■ **TASK DIRECTIONS**: Your reply should be a single number: how many lines contain the string "Ipswitch".

■ **DATA SECTION**:

_ _ _ _

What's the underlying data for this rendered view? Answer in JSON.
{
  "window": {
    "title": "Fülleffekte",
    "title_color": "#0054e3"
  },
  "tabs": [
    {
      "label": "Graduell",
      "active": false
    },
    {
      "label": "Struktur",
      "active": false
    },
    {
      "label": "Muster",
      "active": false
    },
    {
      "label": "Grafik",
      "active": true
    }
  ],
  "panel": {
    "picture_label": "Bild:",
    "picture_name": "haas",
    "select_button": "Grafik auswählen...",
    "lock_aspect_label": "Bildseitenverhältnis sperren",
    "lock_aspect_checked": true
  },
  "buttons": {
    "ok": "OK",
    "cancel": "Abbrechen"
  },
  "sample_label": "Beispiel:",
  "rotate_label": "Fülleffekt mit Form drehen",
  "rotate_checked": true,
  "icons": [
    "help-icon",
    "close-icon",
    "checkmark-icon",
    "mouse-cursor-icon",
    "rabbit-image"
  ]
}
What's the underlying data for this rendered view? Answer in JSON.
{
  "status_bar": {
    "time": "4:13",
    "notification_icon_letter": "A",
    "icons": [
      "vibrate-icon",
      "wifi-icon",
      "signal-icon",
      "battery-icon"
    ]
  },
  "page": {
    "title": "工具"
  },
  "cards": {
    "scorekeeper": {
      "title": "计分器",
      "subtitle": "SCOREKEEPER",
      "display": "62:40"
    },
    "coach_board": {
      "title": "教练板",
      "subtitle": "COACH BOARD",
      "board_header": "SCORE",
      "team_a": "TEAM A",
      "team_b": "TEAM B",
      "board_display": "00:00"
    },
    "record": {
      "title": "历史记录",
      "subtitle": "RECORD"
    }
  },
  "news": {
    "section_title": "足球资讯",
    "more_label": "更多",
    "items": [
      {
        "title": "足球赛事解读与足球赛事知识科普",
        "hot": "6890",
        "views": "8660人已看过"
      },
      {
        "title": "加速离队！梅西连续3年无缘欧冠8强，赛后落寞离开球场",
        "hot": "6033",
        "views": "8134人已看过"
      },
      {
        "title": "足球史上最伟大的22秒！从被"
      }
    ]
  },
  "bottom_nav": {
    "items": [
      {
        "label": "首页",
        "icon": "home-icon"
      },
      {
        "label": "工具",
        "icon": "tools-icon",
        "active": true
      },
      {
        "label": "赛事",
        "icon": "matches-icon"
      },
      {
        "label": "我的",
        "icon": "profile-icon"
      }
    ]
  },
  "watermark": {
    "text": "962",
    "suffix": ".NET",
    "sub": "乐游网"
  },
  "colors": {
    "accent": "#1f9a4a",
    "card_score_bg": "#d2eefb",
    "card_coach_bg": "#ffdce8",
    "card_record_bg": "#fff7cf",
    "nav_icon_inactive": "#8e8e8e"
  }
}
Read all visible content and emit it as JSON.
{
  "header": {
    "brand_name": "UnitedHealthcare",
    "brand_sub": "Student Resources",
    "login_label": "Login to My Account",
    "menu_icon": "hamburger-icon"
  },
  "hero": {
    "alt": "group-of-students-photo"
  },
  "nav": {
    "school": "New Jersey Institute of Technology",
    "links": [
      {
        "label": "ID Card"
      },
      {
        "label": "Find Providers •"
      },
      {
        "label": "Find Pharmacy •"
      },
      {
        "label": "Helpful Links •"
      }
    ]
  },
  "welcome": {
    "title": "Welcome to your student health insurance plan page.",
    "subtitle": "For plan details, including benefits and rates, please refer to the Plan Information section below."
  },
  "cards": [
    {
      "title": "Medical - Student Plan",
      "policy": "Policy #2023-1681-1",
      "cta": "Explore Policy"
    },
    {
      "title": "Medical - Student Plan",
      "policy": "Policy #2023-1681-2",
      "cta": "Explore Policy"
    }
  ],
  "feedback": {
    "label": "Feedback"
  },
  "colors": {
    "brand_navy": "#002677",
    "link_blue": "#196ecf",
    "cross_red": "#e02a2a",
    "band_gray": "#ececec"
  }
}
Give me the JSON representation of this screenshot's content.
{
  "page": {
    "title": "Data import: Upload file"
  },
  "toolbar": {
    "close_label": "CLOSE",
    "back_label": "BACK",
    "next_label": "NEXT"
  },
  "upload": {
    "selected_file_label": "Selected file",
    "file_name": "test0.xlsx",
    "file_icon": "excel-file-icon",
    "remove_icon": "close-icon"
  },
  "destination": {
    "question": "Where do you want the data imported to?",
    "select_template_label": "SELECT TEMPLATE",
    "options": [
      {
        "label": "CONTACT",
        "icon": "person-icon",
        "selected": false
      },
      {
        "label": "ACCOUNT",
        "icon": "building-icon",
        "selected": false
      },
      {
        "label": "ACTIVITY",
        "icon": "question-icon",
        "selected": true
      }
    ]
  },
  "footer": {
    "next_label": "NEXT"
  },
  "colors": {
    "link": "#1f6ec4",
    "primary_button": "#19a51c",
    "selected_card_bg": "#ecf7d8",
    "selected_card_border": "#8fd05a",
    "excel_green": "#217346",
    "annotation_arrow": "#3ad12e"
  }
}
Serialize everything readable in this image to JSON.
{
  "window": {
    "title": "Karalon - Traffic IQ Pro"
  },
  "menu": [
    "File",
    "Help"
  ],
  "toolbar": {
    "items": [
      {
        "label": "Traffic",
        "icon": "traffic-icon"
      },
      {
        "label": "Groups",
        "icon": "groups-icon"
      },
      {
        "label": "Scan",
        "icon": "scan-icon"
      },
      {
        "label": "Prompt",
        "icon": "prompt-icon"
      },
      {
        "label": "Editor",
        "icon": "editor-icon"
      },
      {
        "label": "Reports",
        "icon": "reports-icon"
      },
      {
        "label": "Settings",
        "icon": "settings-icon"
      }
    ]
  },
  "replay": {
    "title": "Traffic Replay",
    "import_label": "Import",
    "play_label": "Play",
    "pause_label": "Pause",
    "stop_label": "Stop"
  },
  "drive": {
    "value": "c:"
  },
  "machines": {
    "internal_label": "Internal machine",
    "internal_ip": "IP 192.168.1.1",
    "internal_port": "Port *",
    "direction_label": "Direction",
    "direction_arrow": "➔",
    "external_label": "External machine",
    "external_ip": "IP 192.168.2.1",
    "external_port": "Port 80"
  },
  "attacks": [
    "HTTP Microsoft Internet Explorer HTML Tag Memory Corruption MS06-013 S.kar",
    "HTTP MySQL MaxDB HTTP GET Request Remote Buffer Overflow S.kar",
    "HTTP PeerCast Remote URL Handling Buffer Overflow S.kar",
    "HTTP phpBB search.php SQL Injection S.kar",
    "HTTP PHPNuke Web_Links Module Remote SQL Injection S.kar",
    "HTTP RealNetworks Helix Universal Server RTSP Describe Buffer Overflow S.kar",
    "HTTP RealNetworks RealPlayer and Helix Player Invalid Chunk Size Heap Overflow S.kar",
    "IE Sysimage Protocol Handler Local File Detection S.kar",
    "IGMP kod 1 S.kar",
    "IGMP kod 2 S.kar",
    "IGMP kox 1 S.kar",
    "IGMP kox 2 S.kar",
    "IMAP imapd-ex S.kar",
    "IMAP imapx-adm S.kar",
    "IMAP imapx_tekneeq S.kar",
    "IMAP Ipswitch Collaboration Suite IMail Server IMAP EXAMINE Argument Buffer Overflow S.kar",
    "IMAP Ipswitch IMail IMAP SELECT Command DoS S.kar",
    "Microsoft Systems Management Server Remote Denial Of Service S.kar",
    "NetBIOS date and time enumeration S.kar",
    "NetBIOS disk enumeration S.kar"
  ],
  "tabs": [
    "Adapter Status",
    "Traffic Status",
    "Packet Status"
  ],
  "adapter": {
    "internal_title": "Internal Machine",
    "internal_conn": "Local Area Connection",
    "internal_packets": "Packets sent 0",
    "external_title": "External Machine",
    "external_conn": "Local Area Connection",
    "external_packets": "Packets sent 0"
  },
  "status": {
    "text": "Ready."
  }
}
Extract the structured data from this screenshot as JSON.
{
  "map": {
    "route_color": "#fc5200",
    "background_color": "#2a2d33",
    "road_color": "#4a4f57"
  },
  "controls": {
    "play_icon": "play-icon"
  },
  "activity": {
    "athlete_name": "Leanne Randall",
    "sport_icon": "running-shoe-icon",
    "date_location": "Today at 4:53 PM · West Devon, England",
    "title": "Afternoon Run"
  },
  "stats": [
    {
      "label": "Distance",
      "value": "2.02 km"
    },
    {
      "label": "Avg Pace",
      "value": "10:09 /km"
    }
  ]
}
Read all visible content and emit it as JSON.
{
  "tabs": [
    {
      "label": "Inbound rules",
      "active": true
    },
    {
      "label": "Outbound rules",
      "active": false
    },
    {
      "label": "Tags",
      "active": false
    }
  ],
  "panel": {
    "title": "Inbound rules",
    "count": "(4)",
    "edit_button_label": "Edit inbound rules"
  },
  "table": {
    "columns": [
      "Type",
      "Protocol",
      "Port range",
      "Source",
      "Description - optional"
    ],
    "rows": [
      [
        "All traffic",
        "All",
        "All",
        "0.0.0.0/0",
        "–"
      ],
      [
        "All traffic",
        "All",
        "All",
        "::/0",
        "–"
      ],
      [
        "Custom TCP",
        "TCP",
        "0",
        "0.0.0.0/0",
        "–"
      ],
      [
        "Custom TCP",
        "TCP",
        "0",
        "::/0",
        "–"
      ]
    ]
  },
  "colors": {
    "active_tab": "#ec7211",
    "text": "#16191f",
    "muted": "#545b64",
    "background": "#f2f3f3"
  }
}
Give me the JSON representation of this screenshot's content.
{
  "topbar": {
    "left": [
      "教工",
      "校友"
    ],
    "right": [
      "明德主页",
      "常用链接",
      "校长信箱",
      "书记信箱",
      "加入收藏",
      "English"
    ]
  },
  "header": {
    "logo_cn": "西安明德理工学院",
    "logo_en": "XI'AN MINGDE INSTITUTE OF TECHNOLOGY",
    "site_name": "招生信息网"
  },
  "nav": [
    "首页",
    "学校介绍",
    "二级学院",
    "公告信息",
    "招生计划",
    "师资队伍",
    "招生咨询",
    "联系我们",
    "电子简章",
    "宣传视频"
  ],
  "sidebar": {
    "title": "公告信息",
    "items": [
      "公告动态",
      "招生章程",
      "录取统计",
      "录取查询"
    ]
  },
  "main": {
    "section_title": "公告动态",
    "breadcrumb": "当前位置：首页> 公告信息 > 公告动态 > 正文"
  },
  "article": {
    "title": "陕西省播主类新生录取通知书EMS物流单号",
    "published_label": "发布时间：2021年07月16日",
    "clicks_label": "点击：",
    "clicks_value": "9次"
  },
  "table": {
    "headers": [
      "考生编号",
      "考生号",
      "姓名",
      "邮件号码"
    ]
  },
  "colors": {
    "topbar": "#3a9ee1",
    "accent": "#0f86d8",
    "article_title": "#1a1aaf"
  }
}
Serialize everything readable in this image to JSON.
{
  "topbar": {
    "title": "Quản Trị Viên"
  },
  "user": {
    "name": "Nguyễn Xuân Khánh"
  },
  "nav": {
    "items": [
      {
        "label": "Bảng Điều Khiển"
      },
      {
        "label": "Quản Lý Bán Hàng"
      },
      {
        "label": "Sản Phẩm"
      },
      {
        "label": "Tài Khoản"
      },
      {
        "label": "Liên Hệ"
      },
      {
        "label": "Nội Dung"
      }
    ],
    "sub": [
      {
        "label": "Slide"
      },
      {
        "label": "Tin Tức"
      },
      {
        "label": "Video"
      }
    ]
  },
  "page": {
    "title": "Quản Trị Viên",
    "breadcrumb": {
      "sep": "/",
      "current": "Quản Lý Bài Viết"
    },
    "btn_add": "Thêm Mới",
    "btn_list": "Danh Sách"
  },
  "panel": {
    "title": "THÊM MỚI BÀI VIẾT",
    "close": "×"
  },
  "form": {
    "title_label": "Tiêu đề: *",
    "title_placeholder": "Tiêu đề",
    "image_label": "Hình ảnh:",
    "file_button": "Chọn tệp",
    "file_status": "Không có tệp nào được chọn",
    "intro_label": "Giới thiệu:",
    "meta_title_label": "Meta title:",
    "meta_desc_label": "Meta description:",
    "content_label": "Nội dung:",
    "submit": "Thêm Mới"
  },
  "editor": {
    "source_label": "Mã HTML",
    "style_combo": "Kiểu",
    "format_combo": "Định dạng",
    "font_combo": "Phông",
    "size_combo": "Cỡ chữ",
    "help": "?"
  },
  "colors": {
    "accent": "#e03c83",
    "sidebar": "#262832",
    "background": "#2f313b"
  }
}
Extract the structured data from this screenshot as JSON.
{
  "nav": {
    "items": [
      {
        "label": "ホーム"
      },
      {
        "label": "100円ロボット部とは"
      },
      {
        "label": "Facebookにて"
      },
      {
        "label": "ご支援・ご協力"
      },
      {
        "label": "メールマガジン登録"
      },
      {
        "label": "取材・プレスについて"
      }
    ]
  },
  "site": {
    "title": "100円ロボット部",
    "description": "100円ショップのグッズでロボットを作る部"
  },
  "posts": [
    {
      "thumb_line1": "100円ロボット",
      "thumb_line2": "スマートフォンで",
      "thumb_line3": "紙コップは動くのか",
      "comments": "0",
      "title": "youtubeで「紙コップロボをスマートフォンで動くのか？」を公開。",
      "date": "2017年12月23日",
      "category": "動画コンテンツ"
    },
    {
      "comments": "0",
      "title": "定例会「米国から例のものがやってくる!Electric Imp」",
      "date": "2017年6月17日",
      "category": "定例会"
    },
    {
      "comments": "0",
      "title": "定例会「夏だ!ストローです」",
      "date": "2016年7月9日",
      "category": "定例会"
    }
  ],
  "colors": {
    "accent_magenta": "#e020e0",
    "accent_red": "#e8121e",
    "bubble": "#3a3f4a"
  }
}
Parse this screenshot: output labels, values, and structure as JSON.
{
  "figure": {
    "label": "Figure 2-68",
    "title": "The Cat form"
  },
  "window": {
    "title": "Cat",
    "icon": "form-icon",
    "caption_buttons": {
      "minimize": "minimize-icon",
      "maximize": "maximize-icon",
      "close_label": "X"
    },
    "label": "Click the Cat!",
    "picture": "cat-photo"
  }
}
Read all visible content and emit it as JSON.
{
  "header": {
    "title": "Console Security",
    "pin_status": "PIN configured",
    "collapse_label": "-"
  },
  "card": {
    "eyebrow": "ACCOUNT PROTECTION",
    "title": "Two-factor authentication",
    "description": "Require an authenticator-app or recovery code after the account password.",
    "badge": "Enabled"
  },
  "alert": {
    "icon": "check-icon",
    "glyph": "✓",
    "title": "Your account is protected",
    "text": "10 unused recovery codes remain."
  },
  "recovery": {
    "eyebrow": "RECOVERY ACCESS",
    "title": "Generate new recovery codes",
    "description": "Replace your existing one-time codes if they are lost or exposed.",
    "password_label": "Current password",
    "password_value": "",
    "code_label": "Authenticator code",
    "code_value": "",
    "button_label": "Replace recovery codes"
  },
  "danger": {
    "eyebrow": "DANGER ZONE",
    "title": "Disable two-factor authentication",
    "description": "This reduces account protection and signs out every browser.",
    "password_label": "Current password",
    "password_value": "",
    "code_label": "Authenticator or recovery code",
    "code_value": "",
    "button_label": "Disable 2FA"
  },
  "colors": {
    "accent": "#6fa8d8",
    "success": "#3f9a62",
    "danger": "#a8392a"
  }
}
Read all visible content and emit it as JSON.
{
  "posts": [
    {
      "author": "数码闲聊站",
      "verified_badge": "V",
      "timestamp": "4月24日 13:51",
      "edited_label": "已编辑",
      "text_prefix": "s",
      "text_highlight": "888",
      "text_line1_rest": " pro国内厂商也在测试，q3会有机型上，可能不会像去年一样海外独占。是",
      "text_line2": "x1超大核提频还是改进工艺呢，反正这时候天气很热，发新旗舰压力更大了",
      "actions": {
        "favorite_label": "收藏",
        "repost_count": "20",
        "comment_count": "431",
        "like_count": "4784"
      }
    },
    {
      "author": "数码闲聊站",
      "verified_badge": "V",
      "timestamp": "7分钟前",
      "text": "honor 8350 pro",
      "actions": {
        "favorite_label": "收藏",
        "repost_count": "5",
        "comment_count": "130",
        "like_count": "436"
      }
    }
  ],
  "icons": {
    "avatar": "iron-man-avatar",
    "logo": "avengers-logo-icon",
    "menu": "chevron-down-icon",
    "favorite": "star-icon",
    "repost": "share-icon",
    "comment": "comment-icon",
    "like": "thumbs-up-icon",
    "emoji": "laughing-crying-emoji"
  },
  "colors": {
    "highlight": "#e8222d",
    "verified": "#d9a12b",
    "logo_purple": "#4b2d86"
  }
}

_ _ _ _

■ **SOLUTION BELOW**: 2